- [Problems to work on]
(A) From the passage on the surface of the plate main body, list every maximum roughness value given for an "at least substantially smooth" surface.
(B) According to the passage on the surface of the plate main body, what two quantities could correspond to the value of the roughness? Answer in one to three sentences.
(C) Continue the passage on the surface of the plate main body from its final sentence.

- [Excerpt provided]
+++

For example, the surface portion could extend over a proportion of a maximum of 60%, in particular of a maximum of 50%, advantageously of a maximum of 40%, particularly advantageously of a maximum of 30%, preferably of a maximum of 20% and particularly preferably of a maximum of 10% of a surface extension of the plate main body on the plate side. Particularly advantageously, the surface portion extends over at least a large part of a surface extension of the plate main body on the plate side. The surface portion extends, for example, over a proportion of at least 65%, in particular of at least 75%, advantageously of at least 80%, particularly advantageously of at least 85%, preferably of at least 90% and particularly preferably of at least 95% of a surface extension of the plate main body on the plate side.
An “at least substantially smooth” surface is intended to be understood to mean, in particular, a surface which has a roughness of a maximum of 300 nm, in particular of a maximum of 200 nm, advantageously of a maximum of 150 nm, particularly advantageously of a maximum of 120 nm, preferably of a maximum of 100 nm and particularly preferably of a maximum of 80 nm. For example, a roughness spacing which defines a spacing between two points of the surface of the plate main body at a maximum distance from one another and which is oriented at least substantially parallel to a thickness of the plate main body, could correspond to a value of the roughness. Advantageously, a roughness of the plate main body may be understood to mean an unevenness of a surface height of the plate main body. The unevenness of the surface height of the plate main body could correspond, for example, to a value of the roughness.

+++

- [Given records]
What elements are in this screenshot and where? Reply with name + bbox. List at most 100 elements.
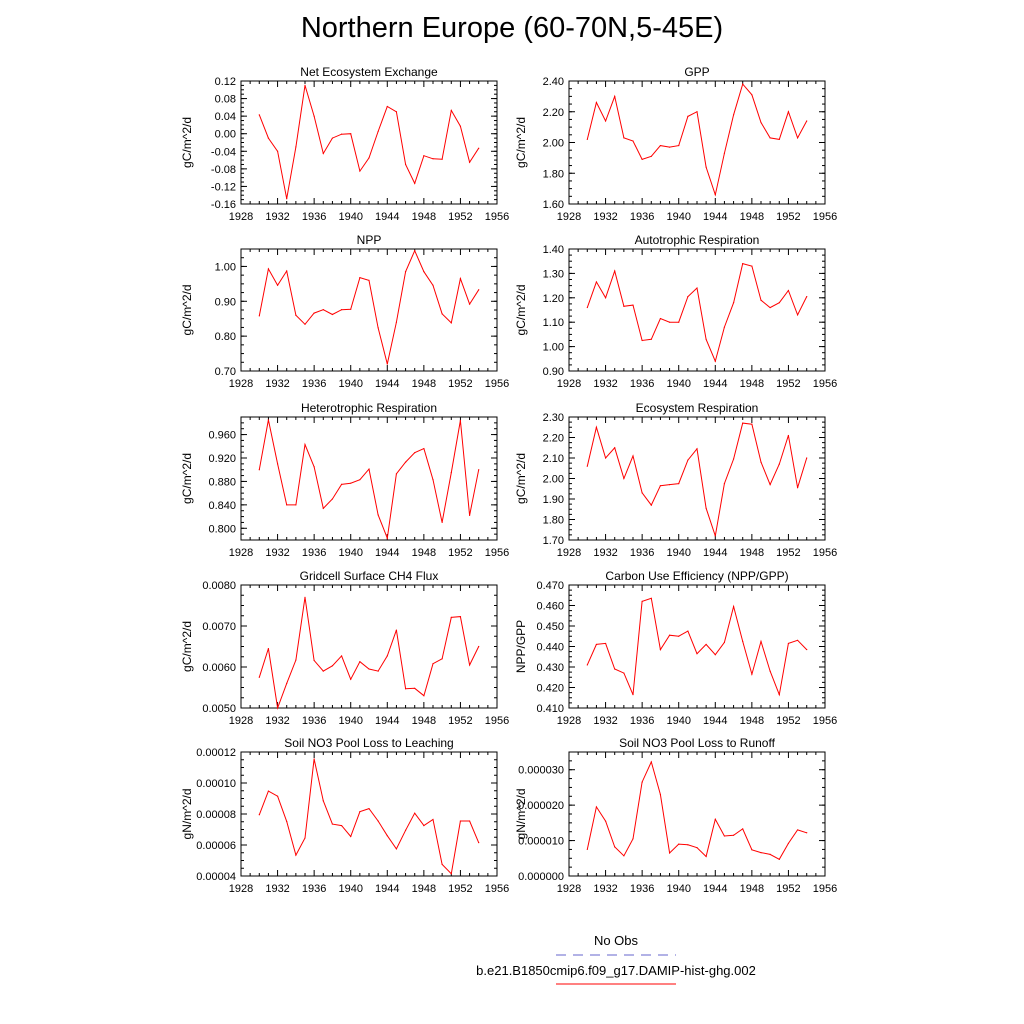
series-line — [586, 83, 808, 197]
data-point — [751, 673, 753, 675]
y-tick-label: 2.10 — [543, 453, 564, 465]
x-tick-label: 1948 — [740, 883, 764, 895]
data-point — [304, 837, 306, 839]
y-tick-label: 2.30 — [543, 412, 564, 424]
data-point — [459, 419, 462, 422]
data-point — [760, 640, 762, 642]
data-point — [441, 521, 443, 524]
data-point — [751, 423, 753, 425]
data-point — [395, 629, 398, 631]
panel-7: Carbon Use Efficiency (NPP/GPP) NPP/GPP 19… — [514, 569, 837, 727]
x-tick-label: 1936 — [630, 883, 654, 895]
series-line — [586, 597, 808, 697]
data-point — [760, 852, 762, 854]
data-point — [423, 448, 425, 450]
y-tick-label: 1.10 — [543, 317, 564, 329]
series-line — [258, 249, 480, 365]
data-point — [267, 647, 270, 650]
y-tick-label: 0.420 — [536, 683, 564, 695]
data-point — [395, 111, 398, 113]
y-tick-label: 0.90 — [215, 296, 236, 308]
data-point — [668, 852, 671, 854]
y-tick-label: -0.04 — [211, 146, 236, 158]
x-tick-label: 1956 — [485, 547, 509, 559]
y-tick-label: 0.000020 — [518, 800, 564, 812]
x-tick-label: 1948 — [740, 378, 764, 390]
y-axis-label: gC/m^2/d — [514, 117, 528, 168]
data-point — [659, 648, 662, 651]
y-tick-label: 0.800 — [208, 523, 236, 535]
data-point — [331, 313, 334, 316]
data-point — [760, 121, 762, 124]
series-line — [586, 422, 808, 537]
data-point — [386, 537, 388, 539]
plot-frame — [240, 248, 498, 372]
x-tick-label: 1952 — [776, 883, 800, 895]
data-point — [742, 640, 744, 642]
data-point — [377, 670, 379, 672]
data-point — [723, 326, 726, 328]
x-tick-label: 1932 — [265, 378, 289, 390]
data-point — [787, 434, 790, 437]
panel-0: Net Ecosystem Exchange gC/m^2/d 1928 1932 19… — [180, 65, 509, 223]
data-point — [732, 834, 735, 836]
data-point — [751, 265, 753, 267]
x-tick-label: 1932 — [265, 547, 289, 559]
data-point — [604, 297, 607, 299]
data-point — [705, 166, 707, 168]
data-point — [340, 825, 343, 827]
y-tick-label: 0.90 — [543, 366, 564, 378]
data-point — [368, 807, 370, 810]
data-point — [478, 289, 480, 291]
data-point — [340, 309, 343, 311]
y-axis-label: gN/m^2/d — [514, 789, 528, 840]
data-point — [423, 271, 425, 273]
x-tick-label: 1932 — [593, 883, 617, 895]
data-point — [668, 321, 671, 323]
legend-label-no-obs: No Obs — [593, 933, 639, 948]
data-point — [395, 321, 398, 323]
x-tick-label: 1936 — [302, 378, 326, 390]
y-tick-label: 0.00006 — [196, 840, 236, 852]
data-point — [787, 289, 790, 292]
data-point — [595, 426, 598, 428]
data-point — [368, 157, 370, 159]
data-point — [322, 670, 324, 672]
data-point — [678, 843, 680, 845]
y-tick-label: 0.80 — [215, 331, 236, 343]
x-tick-label: 1944 — [375, 547, 399, 559]
data-point — [604, 457, 607, 459]
data-point — [432, 284, 434, 286]
x-tick-label: 1948 — [740, 715, 764, 727]
x-tick-label: 1932 — [593, 211, 617, 223]
data-point — [423, 825, 425, 827]
data-point — [432, 818, 434, 821]
x-tick-label: 1952 — [448, 883, 472, 895]
data-point — [641, 492, 643, 494]
plot-frame — [568, 416, 826, 541]
data-point — [714, 194, 716, 196]
x-tick-label: 1928 — [557, 378, 581, 390]
data-point — [595, 643, 598, 646]
data-point — [641, 600, 643, 603]
x-tick-label: 1940 — [666, 378, 690, 390]
data-point — [687, 295, 689, 298]
data-point — [787, 111, 790, 113]
y-axis-label: gN/m^2/d — [180, 789, 194, 840]
panel-title: Net Ecosystem Exchange — [300, 65, 438, 79]
data-point — [714, 818, 716, 820]
y-tick-label: 0.920 — [208, 453, 236, 465]
panel-5: Ecosystem Respiration gC/m^2/d 1928 1932 193… — [514, 401, 837, 559]
data-point — [586, 848, 588, 851]
x-tick-label: 1948 — [412, 883, 436, 895]
data-point — [632, 838, 634, 840]
data-point — [668, 484, 671, 486]
y-tick-label: 1.90 — [543, 494, 564, 506]
data-point — [286, 270, 288, 272]
data-point — [696, 448, 698, 450]
data-point — [806, 295, 808, 298]
x-tick-label: 1952 — [448, 211, 472, 223]
data-point — [696, 847, 698, 849]
y-tick-label: 2.20 — [543, 107, 564, 119]
x-tick-label: 1944 — [703, 883, 727, 895]
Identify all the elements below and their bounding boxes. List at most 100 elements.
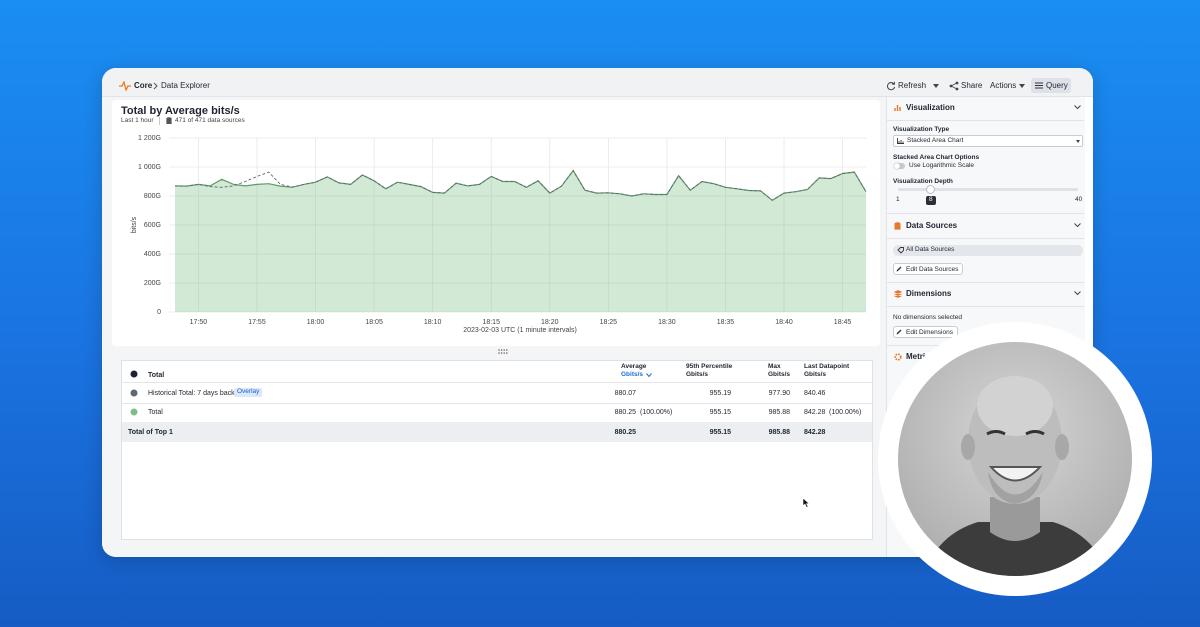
y-tick-label: 0 <box>157 309 161 316</box>
header-dot <box>130 370 138 378</box>
core-icon <box>119 81 131 91</box>
visualization-icon <box>894 105 901 111</box>
collapse-chevron[interactable] <box>1074 291 1081 296</box>
ear <box>1055 434 1069 460</box>
x-tick-label: 18:40 <box>775 319 793 326</box>
y-tick-label: 800G <box>144 193 161 200</box>
head-highlight <box>977 376 1053 436</box>
collapse-chevron[interactable] <box>1074 223 1081 228</box>
column-unit[interactable]: Gbits/s <box>686 371 709 378</box>
query-button[interactable]: Query <box>1046 81 1068 90</box>
breadcrumb-core[interactable]: Core <box>134 81 153 90</box>
data-sources-icon <box>894 222 901 230</box>
x-tick-label: 17:55 <box>248 319 266 326</box>
chart-icon <box>897 138 904 144</box>
select-caret[interactable] <box>1076 140 1080 143</box>
table <box>121 360 873 540</box>
x-tick-label: 18:05 <box>365 319 383 326</box>
separator <box>886 120 1084 121</box>
ear <box>961 434 975 460</box>
column-title[interactable]: Last Datapoint <box>804 363 850 370</box>
collapse-chevron[interactable] <box>1074 105 1081 110</box>
field-label: Visualization Depth <box>893 178 953 185</box>
column-title[interactable]: Average <box>621 363 647 370</box>
data-source-pill[interactable] <box>893 245 1083 256</box>
button-label: Edit Data Sources <box>906 266 959 273</box>
query-icon <box>1035 82 1043 89</box>
cell-share: (100.00%) <box>829 409 862 416</box>
section-title[interactable]: Visualization <box>906 103 955 112</box>
overlay-line <box>174 169 867 201</box>
y-tick-label: 1 200G <box>138 135 161 142</box>
row-name: Total <box>148 409 163 416</box>
x-tick-label: 18:00 <box>307 319 325 326</box>
share-button[interactable]: Share <box>961 81 983 90</box>
field-label: Visualization Type <box>893 126 950 133</box>
x-tick-label: 18:10 <box>424 319 442 326</box>
time-range: Last 1 hour <box>121 117 154 124</box>
database-icon <box>166 117 172 124</box>
edit-data-sources-button[interactable]: Edit Data Sources <box>893 263 964 275</box>
column-unit[interactable]: Gbits/s <box>621 371 644 378</box>
separator <box>886 306 1084 307</box>
row-name: Historical Total: 7 days back <box>148 390 235 397</box>
refresh-button[interactable]: Refresh <box>898 81 927 90</box>
mouse-cursor <box>802 497 810 508</box>
cell: 955.19 <box>709 390 731 397</box>
eye <box>986 430 1006 436</box>
overlay-badge: Overlay <box>234 388 263 397</box>
section-title[interactable]: Dimensions <box>906 289 952 298</box>
x-tick-label: 18:25 <box>600 319 618 326</box>
separator <box>886 238 1084 239</box>
section-title[interactable]: Metrics <box>906 352 935 361</box>
x-tick-label: 17:50 <box>190 319 208 326</box>
row-divider <box>122 403 872 404</box>
cell: 842.28 <box>804 409 826 416</box>
cell: 985.88 <box>768 429 790 436</box>
cell: 955.15 <box>709 429 731 436</box>
x-tick-label: 18:30 <box>658 319 676 326</box>
y-tick-label: 600G <box>144 222 161 229</box>
actions-caret[interactable] <box>1019 84 1025 88</box>
sort-caret[interactable] <box>646 373 652 378</box>
column-title[interactable]: Max <box>768 363 781 370</box>
row-divider <box>122 382 872 383</box>
data-source-selected: All Data Sources <box>906 246 955 253</box>
beard <box>988 472 1043 504</box>
actions-button[interactable]: Actions <box>990 81 1017 90</box>
chart: bits/s 2023-02-03 UTC (1 minute interval… <box>131 135 867 334</box>
visualization-select[interactable] <box>893 135 1083 147</box>
column-unit[interactable]: Gbits/s <box>768 371 791 378</box>
eye <box>1025 430 1045 436</box>
cell: 842.28 <box>804 429 826 436</box>
toggle-label: Use Logarithmic Scale <box>909 162 975 169</box>
tag-icon <box>897 247 904 254</box>
cell-share: (100.00%) <box>640 409 673 416</box>
edit-dimensions-button[interactable]: Edit Dimensions <box>893 326 958 338</box>
resize-handle[interactable] <box>498 349 508 355</box>
column-title[interactable]: 95th Percentile <box>686 363 733 370</box>
slider-knob[interactable] <box>926 185 935 194</box>
query-button-bg[interactable] <box>1031 78 1071 93</box>
series-dot <box>130 408 138 416</box>
smile <box>988 466 1043 482</box>
series-dot-fill <box>130 408 138 416</box>
x-tick-label: 18:45 <box>834 319 852 326</box>
slider-track[interactable] <box>898 188 1078 191</box>
refresh-caret[interactable] <box>933 84 939 88</box>
top-bar <box>102 68 1093 97</box>
cell: 955.15 <box>709 409 731 416</box>
dimensions-empty: No dimensions selected <box>893 314 963 321</box>
toggle-knob[interactable] <box>894 163 900 169</box>
section-title[interactable]: Data Sources <box>906 221 958 230</box>
cell: 880.25 <box>614 429 636 436</box>
x-tick-label: 18:20 <box>541 319 559 326</box>
separator <box>886 282 1084 283</box>
metrics-icon <box>894 353 902 361</box>
neck <box>990 497 1040 541</box>
breadcrumb-page: Data Explorer <box>161 81 210 90</box>
shirt <box>918 522 1116 576</box>
share-icon <box>949 81 959 91</box>
column-unit[interactable]: Gbits/s <box>804 371 827 378</box>
select-value[interactable]: Stacked Area Chart <box>907 137 964 144</box>
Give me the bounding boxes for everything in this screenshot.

+++

- [Answers to the exercises]
(A) 300 nm, 200 nm, 150 nm, 120 nm, 100 nm, 80 nm

(B) A roughness spacing could correspond to the value of the roughness. This is the spacing between two points of the plate main body's surface that lie at a maximum distance from one another, oriented at least substantially parallel to the plate's thickness. The unevenness of the surface height of the plate main body could also correspond to that value.

(C)
The hob device advantageously has at least one light source which is provided for providing light. In an installed position the light source is advantageously arranged on a side of the plate unit facing away from a user. In a mounted state, the light source is advantageously arranged on a side of the plate unit facing the plate side. “Light”, in particular visible light, is intended to be understood to mean, in particular, electromagnetic radiation having a wavelength of at least 380 nm and of a maximum of 750 nm. Advantageously, the light is configured as visible light. For example, in addition to the visible light, the light source could be provided, for example, for providing ultraviolet radiation and/or infrared radiation.
A “layer unit” is intended to be understood to mean, in particular, a unit which has at least one layer. The layer unit and/or the layer advantageously has a material thickness which is substantially smaller than a thickness and/or than a material thickness of at least one base unit, such as for example of the plate main body, on which the layer unit and/or the layer is arranged in a mounted state. The base unit is advantageously a unit on which the layer unit is arranged in a mounted state. Particularly advantageously, the base unit is formed by the plate main body. For example, a thickness of the base unit and/or of the plate main body could be at least 2 times, in particular at least 5 times, advantageously at least 8 times, particularly advantageously at least 12 times, preferably 20 times and particularly preferably at least 50 times as large as a material thickness of the layer unit and/or the layer which is arranged, for example, on the base unit and/or on the plate main body in a mounted state.
For example, the layer unit and/or the layer could be attached at least in some portions indirectly to the plate main body. Advantageously, the layer unit and/or the layer could be attached at least in some portions directly to the plate main body. The layer unit and/or the layer could advantageously be configured to be self-adhesive.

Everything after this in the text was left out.